WHAT NEEDS TO BE DONE -
Work through the data below and give the number of lines holding "xlabel", nothing more.
★ ★ ★ ★ ★
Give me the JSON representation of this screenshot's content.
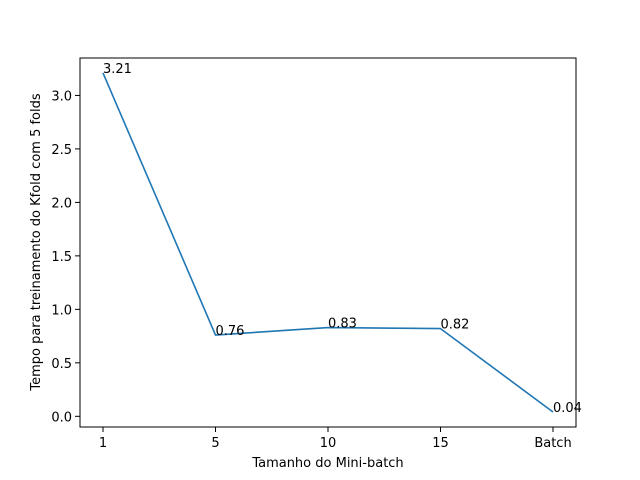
{
  "chart_data": {
    "type": "line",
    "title": "",
    "xlabel": "Tamanho do Mini-batch",
    "ylabel": "Tempo para treinamento do Kfold com 5 folds",
    "categories": [
      "1",
      "5",
      "10",
      "15",
      "Batch"
    ],
    "series": [
      {
        "values": [
          3.21,
          0.76,
          0.83,
          0.82,
          0.04
        ],
        "labels": [
          "3.21",
          "0.76",
          "0.83",
          "0.82",
          "0.04"
        ],
        "color": "#1f77b4"
      }
    ],
    "ylim": [
      -0.1,
      3.35
    ],
    "yticks": [
      0.0,
      0.5,
      1.0,
      1.5,
      2.0,
      2.5,
      3.0
    ],
    "ytick_labels": [
      "0.0",
      "0.5",
      "1.0",
      "1.5",
      "2.0",
      "2.5",
      "3.0"
    ],
    "grid": false,
    "legend": "none"
  }
}
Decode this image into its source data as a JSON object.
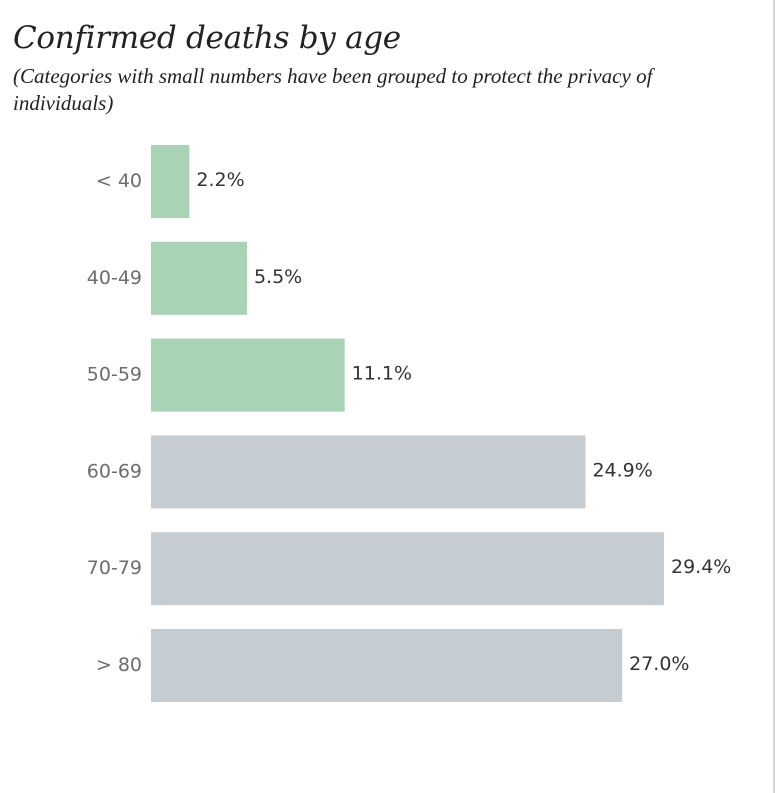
{
  "chart_data": {
    "type": "bar",
    "orientation": "horizontal",
    "title": "Confirmed deaths by age",
    "subtitle": "(Categories with small numbers have been grouped to protect the privacy of individuals)",
    "categories": [
      "< 40",
      "40-49",
      "50-59",
      "60-69",
      "70-79",
      "> 80"
    ],
    "values": [
      2.2,
      5.5,
      11.1,
      24.9,
      29.4,
      27.0
    ],
    "value_labels": [
      "2.2%",
      "5.5%",
      "11.1%",
      "24.9%",
      "29.4%",
      "27.0%"
    ],
    "bar_colors": [
      "#a9d3b5",
      "#a9d3b5",
      "#a9d3b5",
      "#c5cdd3",
      "#c5cdd3",
      "#c5cdd3"
    ],
    "xlim": [
      0,
      29.4
    ],
    "xlabel": "",
    "ylabel": "",
    "grid": false,
    "legend": "none"
  }
}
★ ★ ★ ★ ★
RESPONSE TO THE TASK -
2